## Prompt:
Leaving out the pictures, please retype each record exactly.

## Rows:
** start **

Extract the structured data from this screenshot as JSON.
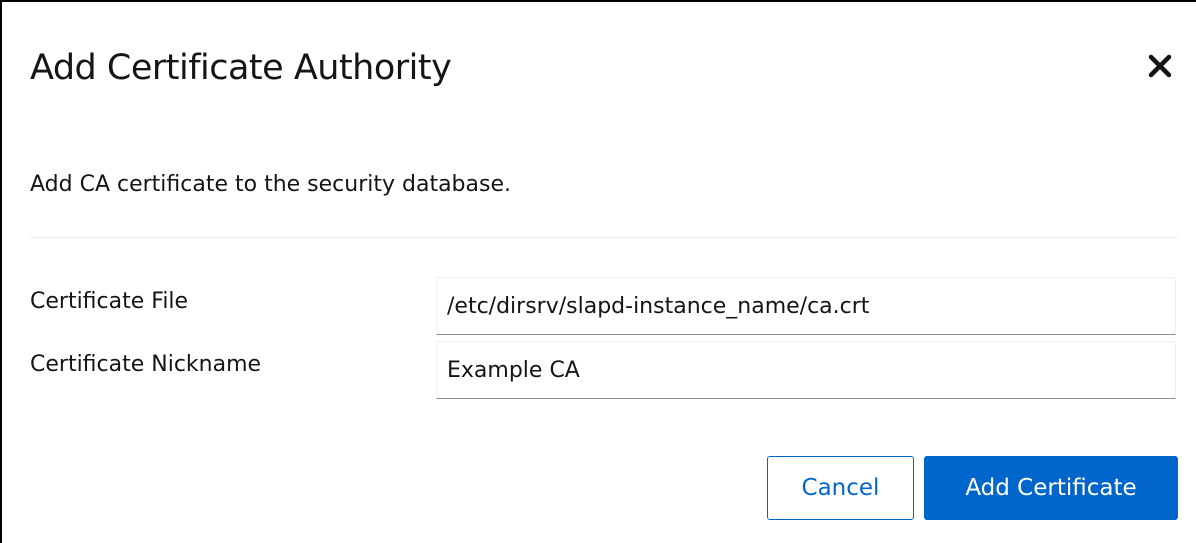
{
  "dialog": {
    "title": "Add Certificate Authority",
    "close_icon": "close-icon",
    "description": "Add CA certificate to the security database.",
    "form": {
      "file_label": "Certificate File",
      "file_value": "/etc/dirsrv/slapd-instance_name/ca.crt",
      "nickname_label": "Certificate Nickname",
      "nickname_value": "Example CA"
    },
    "actions": {
      "cancel_label": "Cancel",
      "add_label": "Add Certificate"
    }
  },
  "colors": {
    "primary": "#0066cc",
    "text": "#151515",
    "divider": "#ececec"
  }
}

** end **

## Response to the task:
Extract the structured data from this screenshot as JSON.
{
  "dialog": {
    "title": "Add Certificate Authority",
    "close_icon": "close-icon",
    "description": "Add CA certificate to the security database.",
    "form": {
      "file_label": "Certificate File",
      "file_value": "/etc/dirsrv/slapd-instance_name/ca.crt",
      "nickname_label": "Certificate Nickname",
      "nickname_value": "Example CA"
    },
    "actions": {
      "cancel_label": "Cancel",
      "add_label": "Add Certificate"
    }
  },
  "colors": {
    "primary": "#0066cc",
    "text": "#151515",
    "divider": "#ececec"
  }
}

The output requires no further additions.